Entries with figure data
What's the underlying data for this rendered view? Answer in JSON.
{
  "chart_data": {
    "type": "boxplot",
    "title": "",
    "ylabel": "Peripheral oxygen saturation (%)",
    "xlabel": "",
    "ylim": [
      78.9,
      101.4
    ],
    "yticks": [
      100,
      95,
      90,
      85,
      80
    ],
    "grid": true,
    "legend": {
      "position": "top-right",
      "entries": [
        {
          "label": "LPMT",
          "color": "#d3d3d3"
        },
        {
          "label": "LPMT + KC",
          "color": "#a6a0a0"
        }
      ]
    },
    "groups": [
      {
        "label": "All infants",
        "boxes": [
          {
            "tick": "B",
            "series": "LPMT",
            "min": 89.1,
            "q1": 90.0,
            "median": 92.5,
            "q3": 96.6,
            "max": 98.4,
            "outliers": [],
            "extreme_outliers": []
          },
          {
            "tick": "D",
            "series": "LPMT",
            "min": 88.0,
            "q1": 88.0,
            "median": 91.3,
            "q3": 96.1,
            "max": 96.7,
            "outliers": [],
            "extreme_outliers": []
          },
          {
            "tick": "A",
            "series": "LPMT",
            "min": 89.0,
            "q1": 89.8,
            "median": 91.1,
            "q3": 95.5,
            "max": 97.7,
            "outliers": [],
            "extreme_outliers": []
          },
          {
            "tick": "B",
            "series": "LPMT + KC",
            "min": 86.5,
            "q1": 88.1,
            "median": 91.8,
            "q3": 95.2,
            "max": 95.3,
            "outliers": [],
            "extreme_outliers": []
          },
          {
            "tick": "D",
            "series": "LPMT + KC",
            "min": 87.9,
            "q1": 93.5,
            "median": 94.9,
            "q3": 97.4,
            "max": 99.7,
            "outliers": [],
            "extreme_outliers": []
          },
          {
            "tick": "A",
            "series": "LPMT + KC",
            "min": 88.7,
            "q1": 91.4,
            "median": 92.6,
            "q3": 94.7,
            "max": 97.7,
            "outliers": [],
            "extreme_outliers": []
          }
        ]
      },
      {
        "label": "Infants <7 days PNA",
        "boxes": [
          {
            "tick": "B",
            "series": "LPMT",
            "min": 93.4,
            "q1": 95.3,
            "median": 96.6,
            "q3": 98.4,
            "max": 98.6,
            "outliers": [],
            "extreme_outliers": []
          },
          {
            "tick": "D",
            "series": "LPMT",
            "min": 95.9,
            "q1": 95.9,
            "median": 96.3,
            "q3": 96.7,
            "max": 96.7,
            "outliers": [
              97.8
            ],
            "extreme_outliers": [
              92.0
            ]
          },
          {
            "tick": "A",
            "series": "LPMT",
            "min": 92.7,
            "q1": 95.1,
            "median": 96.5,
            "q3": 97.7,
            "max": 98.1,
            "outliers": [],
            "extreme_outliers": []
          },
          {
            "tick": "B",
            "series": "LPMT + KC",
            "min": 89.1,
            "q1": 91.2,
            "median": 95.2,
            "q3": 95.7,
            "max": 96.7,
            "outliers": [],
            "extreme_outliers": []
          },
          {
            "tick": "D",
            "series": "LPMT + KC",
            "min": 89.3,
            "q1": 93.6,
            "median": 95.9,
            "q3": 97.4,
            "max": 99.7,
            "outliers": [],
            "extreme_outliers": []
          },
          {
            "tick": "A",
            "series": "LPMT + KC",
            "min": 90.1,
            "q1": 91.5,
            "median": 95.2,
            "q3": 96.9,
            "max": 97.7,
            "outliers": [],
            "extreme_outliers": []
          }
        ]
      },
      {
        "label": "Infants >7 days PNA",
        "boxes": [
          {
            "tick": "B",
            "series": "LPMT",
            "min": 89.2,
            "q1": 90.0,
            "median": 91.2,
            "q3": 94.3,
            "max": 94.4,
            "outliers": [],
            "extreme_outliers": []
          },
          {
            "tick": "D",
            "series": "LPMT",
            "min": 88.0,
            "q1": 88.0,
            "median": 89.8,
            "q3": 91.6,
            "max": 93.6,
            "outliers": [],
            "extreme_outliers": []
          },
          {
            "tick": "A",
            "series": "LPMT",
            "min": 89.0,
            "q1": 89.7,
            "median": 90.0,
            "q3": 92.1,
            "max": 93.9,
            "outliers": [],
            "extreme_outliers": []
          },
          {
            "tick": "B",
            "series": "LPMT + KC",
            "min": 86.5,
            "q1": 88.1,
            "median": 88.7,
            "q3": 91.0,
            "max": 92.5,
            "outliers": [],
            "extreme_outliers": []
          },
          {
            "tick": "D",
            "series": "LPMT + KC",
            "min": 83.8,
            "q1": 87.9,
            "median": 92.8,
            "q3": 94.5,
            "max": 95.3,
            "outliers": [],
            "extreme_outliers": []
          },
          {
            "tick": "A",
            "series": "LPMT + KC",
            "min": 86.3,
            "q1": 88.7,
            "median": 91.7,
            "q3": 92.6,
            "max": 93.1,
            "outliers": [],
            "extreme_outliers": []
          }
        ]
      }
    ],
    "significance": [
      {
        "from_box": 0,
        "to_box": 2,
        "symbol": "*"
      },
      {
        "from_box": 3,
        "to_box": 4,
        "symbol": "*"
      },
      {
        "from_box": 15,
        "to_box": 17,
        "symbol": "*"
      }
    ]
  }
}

§ Written instruction
Gather up the lines that contain the word "days".

§ Output for this task
        "label": "Infants <7 days PNA",
        "label": "Infants >7 days PNA",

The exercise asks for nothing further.